Below are some entries. Copy each line that holds the string "color".

Stored items from a collection:

________________________________________

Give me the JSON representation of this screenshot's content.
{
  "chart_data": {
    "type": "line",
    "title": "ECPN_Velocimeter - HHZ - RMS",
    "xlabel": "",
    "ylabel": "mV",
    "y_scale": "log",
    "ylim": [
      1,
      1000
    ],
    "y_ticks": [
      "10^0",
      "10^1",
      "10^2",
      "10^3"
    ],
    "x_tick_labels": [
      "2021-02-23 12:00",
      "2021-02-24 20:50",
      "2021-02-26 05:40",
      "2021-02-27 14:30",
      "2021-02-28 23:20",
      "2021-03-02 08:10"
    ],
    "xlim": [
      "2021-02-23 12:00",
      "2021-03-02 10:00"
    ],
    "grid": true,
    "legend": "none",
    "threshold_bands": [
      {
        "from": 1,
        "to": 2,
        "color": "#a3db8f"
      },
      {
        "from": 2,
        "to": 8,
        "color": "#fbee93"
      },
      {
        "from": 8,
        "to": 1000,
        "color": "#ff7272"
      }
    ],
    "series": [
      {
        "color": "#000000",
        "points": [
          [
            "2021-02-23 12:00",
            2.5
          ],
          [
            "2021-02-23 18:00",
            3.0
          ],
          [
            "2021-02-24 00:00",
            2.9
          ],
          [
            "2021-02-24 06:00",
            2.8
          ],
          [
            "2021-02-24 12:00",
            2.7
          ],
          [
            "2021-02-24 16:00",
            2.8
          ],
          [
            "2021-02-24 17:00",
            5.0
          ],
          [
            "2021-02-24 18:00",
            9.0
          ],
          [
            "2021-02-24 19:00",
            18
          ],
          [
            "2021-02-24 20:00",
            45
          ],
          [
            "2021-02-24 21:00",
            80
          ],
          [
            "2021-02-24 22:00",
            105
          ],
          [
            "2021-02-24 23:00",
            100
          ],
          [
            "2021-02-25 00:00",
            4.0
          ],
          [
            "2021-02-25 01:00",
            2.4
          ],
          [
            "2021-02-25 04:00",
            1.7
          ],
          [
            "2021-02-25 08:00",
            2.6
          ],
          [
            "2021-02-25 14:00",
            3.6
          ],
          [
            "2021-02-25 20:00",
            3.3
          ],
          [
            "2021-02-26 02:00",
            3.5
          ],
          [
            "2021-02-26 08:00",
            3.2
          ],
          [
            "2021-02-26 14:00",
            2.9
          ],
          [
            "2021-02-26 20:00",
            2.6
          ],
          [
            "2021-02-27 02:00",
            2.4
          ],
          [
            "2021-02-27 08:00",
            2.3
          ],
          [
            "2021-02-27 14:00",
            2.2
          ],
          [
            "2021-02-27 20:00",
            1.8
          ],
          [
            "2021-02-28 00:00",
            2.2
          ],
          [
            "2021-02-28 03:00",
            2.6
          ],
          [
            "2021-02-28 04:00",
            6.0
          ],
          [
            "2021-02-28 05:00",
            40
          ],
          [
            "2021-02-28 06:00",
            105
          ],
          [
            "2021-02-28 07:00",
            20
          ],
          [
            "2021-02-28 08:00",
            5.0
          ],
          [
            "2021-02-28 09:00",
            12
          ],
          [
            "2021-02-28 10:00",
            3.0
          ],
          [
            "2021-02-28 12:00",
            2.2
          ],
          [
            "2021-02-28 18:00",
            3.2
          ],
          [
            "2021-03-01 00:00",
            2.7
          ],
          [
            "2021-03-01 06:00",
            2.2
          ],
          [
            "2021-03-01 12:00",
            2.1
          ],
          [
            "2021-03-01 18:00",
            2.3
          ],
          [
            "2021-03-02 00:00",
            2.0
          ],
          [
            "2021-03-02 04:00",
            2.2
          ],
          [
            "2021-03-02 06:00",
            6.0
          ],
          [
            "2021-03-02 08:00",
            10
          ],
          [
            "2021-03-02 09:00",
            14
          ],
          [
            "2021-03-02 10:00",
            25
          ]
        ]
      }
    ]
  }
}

________________________________________

Output of the exercise:
        "color": "#a3db8f"
        "color": "#fbee93"
        "color": "#ff7272"
        "color": "#000000",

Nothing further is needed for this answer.